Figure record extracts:
────

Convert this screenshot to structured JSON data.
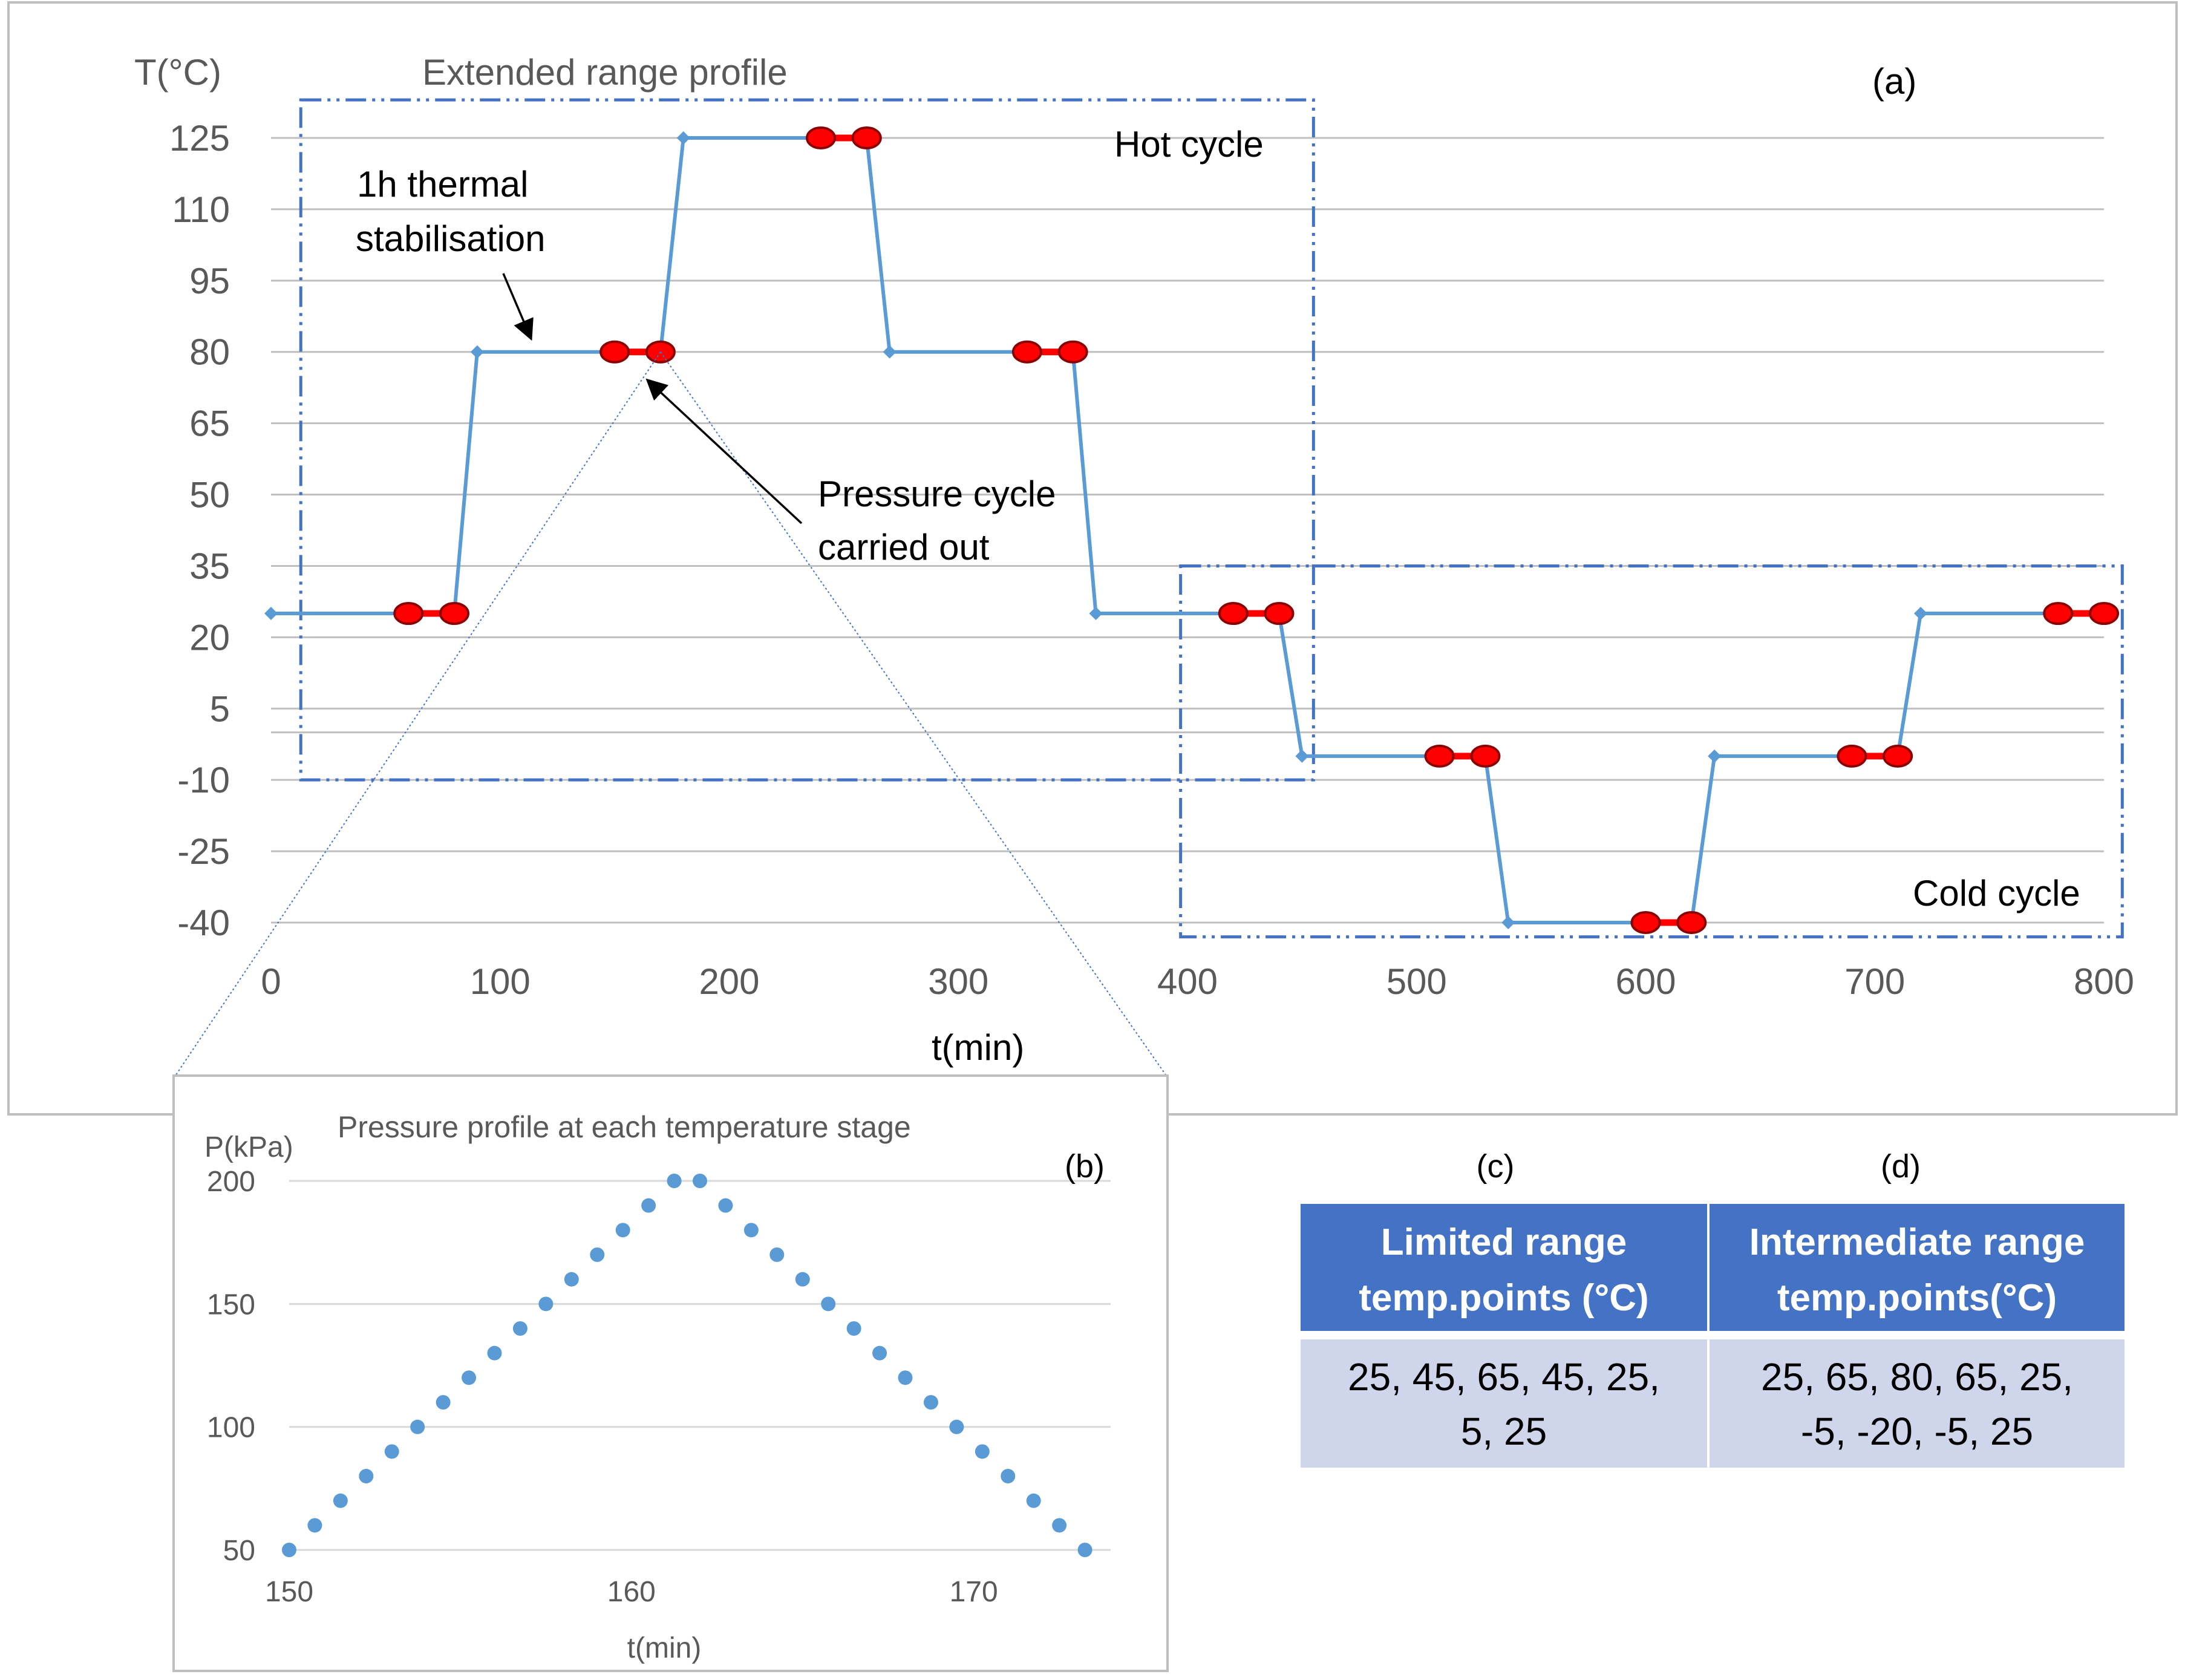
{
  "chart_data": [
    {
      "id": "a",
      "panel_label": "(a)",
      "type": "line",
      "title": "Extended range profile",
      "xlabel": "t(min)",
      "ylabel": "T(°C)",
      "xlim": [
        0,
        800
      ],
      "ylim": [
        -40,
        125
      ],
      "xticks": [
        "0",
        "100",
        "200",
        "300",
        "400",
        "500",
        "600",
        "700",
        "800"
      ],
      "yticks": [
        "125",
        "110",
        "95",
        "80",
        "65",
        "50",
        "35",
        "20",
        "5",
        "-10",
        "-25",
        "-40"
      ],
      "series": [
        {
          "name": "Temperature",
          "color": "#5b9bd5",
          "x": [
            0,
            80,
            90,
            170,
            180,
            260,
            270,
            350,
            360,
            440,
            450,
            530,
            540,
            620,
            630,
            710,
            720,
            800
          ],
          "y": [
            25,
            25,
            80,
            80,
            125,
            125,
            80,
            80,
            25,
            25,
            -5,
            -5,
            -40,
            -40,
            -5,
            -5,
            25,
            25
          ]
        }
      ],
      "pressure_cycle_segments": {
        "color": "#ff0000",
        "ranges": [
          [
            60,
            80,
            25
          ],
          [
            150,
            170,
            80
          ],
          [
            240,
            260,
            125
          ],
          [
            330,
            350,
            80
          ],
          [
            420,
            440,
            25
          ],
          [
            510,
            530,
            -5
          ],
          [
            600,
            620,
            -40
          ],
          [
            690,
            710,
            -5
          ],
          [
            780,
            800,
            25
          ]
        ]
      },
      "cycle_boxes": [
        {
          "label": "Hot cycle",
          "x": [
            13,
            455
          ],
          "y": [
            -10,
            133
          ]
        },
        {
          "label": "Cold cycle",
          "x": [
            397,
            808
          ],
          "y": [
            -43,
            35
          ]
        }
      ],
      "annotations": {
        "stabilisation_line1": "1h thermal",
        "stabilisation_line2": "stabilisation",
        "pressure_line1": "Pressure cycle",
        "pressure_line2": "carried out"
      }
    },
    {
      "id": "b",
      "panel_label": "(b)",
      "type": "scatter",
      "title": "Pressure profile at each temperature stage",
      "xlabel": "t(min)",
      "ylabel": "P(kPa)",
      "xlim": [
        150,
        174
      ],
      "ylim": [
        50,
        200
      ],
      "xticks": [
        "150",
        "160",
        "170"
      ],
      "yticks": [
        "200",
        "150",
        "100",
        "50"
      ],
      "series": [
        {
          "name": "Pressure",
          "color": "#5b9bd5",
          "x": [
            150,
            150.75,
            151.5,
            152.25,
            153,
            153.75,
            154.5,
            155.25,
            156,
            156.75,
            157.5,
            158.25,
            159,
            159.75,
            160.5,
            161.25,
            162,
            162.75,
            163.5,
            164.25,
            165,
            165.75,
            166.5,
            167.25,
            168,
            168.75,
            169.5,
            170.25,
            171,
            171.75,
            172.5,
            173.25
          ],
          "y": [
            50,
            60,
            70,
            80,
            90,
            100,
            110,
            120,
            130,
            140,
            150,
            160,
            170,
            180,
            190,
            200,
            200,
            190,
            180,
            170,
            160,
            150,
            140,
            130,
            120,
            110,
            100,
            90,
            80,
            70,
            60,
            50
          ]
        }
      ]
    },
    {
      "id": "cd",
      "type": "table",
      "panel_labels": [
        "(c)",
        "(d)"
      ],
      "columns": [
        {
          "header_line1": "Limited range",
          "header_line2": "temp.points (°C)",
          "value_line1": "25, 45, 65, 45, 25,",
          "value_line2": "5, 25"
        },
        {
          "header_line1": "Intermediate range",
          "header_line2": "temp.points(°C)",
          "value_line1": "25, 65, 80, 65, 25,",
          "value_line2": "-5, -20, -5, 25"
        }
      ],
      "header_color": "#4472c4",
      "cell_color": "#cfd5ea"
    }
  ]
}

────

• _The task_
State the count of lines that contain the string "title". Nothing else is needed.

• _The result_
2